SHORT EXERCISE. Using the records below, locate all lines containing "name" and return them.
※
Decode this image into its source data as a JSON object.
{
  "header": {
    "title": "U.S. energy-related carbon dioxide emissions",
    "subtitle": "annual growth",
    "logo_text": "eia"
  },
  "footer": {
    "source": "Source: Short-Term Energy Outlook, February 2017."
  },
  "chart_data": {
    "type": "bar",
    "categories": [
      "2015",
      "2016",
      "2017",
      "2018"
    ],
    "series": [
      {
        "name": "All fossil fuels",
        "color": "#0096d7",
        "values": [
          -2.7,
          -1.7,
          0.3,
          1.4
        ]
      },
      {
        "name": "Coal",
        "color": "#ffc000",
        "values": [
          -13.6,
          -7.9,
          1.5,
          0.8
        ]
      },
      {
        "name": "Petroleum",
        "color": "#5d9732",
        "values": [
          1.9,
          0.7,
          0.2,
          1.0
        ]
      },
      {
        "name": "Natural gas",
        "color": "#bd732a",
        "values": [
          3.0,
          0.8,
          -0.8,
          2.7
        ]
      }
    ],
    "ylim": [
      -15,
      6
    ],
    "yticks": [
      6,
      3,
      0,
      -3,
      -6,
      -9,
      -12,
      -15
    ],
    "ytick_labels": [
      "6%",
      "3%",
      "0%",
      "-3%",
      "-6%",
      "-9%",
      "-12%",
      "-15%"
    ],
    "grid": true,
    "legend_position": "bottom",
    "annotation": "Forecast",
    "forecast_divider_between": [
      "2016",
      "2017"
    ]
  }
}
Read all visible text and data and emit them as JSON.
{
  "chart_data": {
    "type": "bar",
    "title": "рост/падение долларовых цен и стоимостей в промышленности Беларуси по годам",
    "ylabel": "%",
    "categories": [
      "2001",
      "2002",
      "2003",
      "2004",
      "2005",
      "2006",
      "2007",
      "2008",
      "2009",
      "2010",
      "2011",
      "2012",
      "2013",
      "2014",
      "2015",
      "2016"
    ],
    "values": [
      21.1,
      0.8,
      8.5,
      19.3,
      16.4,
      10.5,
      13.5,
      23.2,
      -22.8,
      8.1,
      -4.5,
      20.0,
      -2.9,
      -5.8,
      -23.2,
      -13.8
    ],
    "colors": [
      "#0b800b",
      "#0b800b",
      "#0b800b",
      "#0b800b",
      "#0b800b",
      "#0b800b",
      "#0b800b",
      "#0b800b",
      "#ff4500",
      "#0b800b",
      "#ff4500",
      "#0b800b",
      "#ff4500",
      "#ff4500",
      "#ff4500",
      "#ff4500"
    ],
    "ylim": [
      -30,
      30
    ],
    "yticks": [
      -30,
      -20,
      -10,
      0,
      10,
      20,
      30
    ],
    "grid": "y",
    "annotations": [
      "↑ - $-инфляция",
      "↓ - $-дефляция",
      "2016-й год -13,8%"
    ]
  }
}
※
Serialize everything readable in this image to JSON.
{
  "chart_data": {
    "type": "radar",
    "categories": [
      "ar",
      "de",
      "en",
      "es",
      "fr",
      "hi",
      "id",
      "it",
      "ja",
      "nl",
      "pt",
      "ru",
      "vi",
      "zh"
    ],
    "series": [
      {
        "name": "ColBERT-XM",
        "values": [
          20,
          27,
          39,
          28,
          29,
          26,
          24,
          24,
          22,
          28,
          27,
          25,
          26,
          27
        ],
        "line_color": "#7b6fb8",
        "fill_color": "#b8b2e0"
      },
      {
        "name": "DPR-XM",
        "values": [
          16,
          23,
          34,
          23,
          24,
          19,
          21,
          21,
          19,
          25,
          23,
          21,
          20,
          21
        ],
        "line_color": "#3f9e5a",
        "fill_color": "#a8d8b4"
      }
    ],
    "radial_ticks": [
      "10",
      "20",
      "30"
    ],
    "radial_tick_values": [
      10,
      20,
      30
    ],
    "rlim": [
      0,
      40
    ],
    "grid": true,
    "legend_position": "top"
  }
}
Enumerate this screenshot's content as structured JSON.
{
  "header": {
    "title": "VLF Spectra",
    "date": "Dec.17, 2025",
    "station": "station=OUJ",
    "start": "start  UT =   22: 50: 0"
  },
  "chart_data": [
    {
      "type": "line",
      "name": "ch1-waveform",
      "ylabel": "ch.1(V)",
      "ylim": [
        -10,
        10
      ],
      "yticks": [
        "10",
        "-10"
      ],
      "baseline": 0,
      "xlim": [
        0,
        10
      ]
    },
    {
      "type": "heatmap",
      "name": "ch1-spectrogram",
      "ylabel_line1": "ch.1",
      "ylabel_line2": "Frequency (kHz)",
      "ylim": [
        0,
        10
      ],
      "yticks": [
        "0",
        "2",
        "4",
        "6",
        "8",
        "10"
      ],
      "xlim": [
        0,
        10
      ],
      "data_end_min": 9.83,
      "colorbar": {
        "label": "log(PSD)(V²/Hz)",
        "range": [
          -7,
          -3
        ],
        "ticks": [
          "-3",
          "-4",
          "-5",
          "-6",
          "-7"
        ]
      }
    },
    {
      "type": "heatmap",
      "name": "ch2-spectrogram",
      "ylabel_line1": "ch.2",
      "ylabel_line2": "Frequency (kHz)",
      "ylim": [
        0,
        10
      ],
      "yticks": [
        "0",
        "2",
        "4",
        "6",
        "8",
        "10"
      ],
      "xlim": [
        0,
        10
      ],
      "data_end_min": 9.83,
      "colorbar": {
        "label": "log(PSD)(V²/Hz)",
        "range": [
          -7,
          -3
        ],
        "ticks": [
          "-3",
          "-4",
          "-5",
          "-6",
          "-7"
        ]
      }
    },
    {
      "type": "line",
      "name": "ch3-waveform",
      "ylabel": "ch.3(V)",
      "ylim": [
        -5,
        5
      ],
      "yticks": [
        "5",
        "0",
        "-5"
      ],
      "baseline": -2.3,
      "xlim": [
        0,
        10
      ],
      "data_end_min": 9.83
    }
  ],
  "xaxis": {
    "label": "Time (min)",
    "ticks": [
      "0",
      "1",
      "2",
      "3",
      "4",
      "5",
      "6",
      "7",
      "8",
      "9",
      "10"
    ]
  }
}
※
WORKED ANSWER.
        "name": "All fossil fuels",
        "name": "Coal",
        "name": "Petroleum",
        "name": "Natural gas",
        "name": "ColBERT-XM",
        "name": "DPR-XM",
      "name": "ch1-waveform",
      "name": "ch1-spectrogram",
      "name": "ch2-spectrogram",
      "name": "ch3-waveform",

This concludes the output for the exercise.